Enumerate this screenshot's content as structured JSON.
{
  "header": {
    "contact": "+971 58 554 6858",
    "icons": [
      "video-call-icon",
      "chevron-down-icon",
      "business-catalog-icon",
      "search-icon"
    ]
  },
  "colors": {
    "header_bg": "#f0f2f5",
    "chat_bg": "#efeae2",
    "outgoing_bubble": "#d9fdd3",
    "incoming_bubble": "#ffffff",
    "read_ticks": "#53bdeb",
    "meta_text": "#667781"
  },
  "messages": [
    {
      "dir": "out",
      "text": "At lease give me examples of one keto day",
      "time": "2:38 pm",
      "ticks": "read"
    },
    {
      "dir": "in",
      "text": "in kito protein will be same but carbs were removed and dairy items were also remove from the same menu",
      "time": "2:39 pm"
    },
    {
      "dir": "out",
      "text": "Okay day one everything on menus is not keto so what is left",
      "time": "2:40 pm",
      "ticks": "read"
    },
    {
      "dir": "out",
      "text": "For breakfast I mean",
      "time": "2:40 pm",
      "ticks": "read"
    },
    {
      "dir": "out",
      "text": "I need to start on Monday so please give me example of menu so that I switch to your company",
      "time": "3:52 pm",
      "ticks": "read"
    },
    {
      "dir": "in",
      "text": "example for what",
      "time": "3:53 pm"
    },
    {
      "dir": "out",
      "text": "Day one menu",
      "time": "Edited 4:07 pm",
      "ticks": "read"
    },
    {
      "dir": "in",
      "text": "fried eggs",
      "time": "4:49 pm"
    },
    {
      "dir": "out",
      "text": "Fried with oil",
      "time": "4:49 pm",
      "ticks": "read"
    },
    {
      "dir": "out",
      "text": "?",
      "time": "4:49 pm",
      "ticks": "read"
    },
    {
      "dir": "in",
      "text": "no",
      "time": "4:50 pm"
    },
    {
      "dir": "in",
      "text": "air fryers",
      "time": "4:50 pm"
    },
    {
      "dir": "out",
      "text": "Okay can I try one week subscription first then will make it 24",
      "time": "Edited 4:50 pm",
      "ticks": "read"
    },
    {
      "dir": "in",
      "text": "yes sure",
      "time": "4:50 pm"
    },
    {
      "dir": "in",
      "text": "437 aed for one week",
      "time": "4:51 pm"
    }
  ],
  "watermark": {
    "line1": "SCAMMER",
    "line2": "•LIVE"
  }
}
^^^^^^^^^^^^^^^^
Reproduce all records exactly, without omissions.

▶ _Solution for this exercise_:
Enumerate this screenshot's content as structured JSON.
{
  "header": {
    "contact": "+971 58 554 6858",
    "icons": [
      "video-call-icon",
      "chevron-down-icon",
      "business-catalog-icon",
      "search-icon"
    ]
  },
  "colors": {
    "header_bg": "#f0f2f5",
    "chat_bg": "#efeae2",
    "outgoing_bubble": "#d9fdd3",
    "incoming_bubble": "#ffffff",
    "read_ticks": "#53bdeb",
    "meta_text": "#667781"
  },
  "messages": [
    {
      "dir": "out",
      "text": "At lease give me examples of one keto day",
      "time": "2:38 pm",
      "ticks": "read"
    },
    {
      "dir": "in",
      "text": "in kito protein will be same but carbs were removed and dairy items were also remove from the same menu",
      "time": "2:39 pm"
    },
    {
      "dir": "out",
      "text": "Okay day one everything on menus is not keto so what is left",
      "time": "2:40 pm",
      "ticks": "read"
    },
    {
      "dir": "out",
      "text": "For breakfast I mean",
      "time": "2:40 pm",
      "ticks": "read"
    },
    {
      "dir": "out",
      "text": "I need to start on Monday so please give me example of menu so that I switch to your company",
      "time": "3:52 pm",
      "ticks": "read"
    },
    {
      "dir": "in",
      "text": "example for what",
      "time": "3:53 pm"
    },
    {
      "dir": "out",
      "text": "Day one menu",
      "time": "Edited 4:07 pm",
      "ticks": "read"
    },
    {
      "dir": "in",
      "text": "fried eggs",
      "time": "4:49 pm"
    },
    {
      "dir": "out",
      "text": "Fried with oil",
      "time": "4:49 pm",
      "ticks": "read"
    },
    {
      "dir": "out",
      "text": "?",
      "time": "4:49 pm",
      "ticks": "read"
    },
    {
      "dir": "in",
      "text": "no",
      "time": "4:50 pm"
    },
    {
      "dir": "in",
      "text": "air fryers",
      "time": "4:50 pm"
    },
    {
      "dir": "out",
      "text": "Okay can I try one week subscription first then will make it 24",
      "time": "Edited 4:50 pm",
      "ticks": "read"
    },
    {
      "dir": "in",
      "text": "yes sure",
      "time": "4:50 pm"
    },
    {
      "dir": "in",
      "text": "437 aed for one week",
      "time": "4:51 pm"
    }
  ],
  "watermark": {
    "line1": "SCAMMER",
    "line2": "•LIVE"
  }
}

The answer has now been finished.